◆ Work to do: Go through each line of the records below and count those with the word "jako"; give only the total.

-- start of Records for the task --

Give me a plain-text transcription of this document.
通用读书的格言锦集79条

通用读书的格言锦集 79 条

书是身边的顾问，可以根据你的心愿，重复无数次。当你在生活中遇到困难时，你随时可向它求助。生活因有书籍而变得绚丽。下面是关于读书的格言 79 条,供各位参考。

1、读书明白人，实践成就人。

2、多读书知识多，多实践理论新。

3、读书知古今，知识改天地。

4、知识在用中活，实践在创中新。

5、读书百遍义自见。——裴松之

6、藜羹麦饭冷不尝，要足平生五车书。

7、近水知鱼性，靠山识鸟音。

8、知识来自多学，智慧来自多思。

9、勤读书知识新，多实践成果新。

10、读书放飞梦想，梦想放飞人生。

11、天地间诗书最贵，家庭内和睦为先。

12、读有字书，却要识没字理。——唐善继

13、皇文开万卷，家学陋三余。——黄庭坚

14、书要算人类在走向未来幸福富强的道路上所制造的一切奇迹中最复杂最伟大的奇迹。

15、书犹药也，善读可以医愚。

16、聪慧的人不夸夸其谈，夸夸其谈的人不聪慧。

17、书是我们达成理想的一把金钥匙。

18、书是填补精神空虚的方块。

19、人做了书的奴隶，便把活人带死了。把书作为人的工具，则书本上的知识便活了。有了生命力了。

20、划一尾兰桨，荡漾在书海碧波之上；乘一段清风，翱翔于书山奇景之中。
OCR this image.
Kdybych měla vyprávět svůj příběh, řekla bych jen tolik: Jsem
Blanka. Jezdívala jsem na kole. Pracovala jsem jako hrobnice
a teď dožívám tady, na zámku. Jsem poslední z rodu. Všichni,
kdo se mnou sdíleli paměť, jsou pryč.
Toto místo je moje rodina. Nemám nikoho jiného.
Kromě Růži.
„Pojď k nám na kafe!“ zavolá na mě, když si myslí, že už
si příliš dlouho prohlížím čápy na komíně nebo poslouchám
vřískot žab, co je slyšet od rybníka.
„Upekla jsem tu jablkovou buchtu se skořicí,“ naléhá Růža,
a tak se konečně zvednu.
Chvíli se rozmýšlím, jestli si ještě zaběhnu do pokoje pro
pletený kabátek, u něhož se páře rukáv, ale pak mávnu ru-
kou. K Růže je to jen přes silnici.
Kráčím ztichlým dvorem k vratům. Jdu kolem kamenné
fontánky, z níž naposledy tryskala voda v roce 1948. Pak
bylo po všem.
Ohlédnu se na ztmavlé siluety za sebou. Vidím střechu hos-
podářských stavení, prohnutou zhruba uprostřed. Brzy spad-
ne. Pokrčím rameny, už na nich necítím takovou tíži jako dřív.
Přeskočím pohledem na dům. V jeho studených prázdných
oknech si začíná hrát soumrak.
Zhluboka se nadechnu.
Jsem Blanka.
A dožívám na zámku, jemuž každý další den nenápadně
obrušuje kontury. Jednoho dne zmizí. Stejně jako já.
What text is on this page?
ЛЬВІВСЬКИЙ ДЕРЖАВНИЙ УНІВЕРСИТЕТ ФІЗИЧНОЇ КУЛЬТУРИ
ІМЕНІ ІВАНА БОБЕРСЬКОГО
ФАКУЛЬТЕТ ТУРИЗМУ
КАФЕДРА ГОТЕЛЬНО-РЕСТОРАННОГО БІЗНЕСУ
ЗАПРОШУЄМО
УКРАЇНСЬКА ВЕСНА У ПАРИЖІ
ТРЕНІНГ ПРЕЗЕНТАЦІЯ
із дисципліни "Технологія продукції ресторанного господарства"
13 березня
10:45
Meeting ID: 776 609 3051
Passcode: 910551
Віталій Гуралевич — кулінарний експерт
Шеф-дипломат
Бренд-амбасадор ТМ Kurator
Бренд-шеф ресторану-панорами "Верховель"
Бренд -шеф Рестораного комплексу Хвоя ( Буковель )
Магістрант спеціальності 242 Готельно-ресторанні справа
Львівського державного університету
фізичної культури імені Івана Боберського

-- end of Records for the task --

◆ Completed task: 3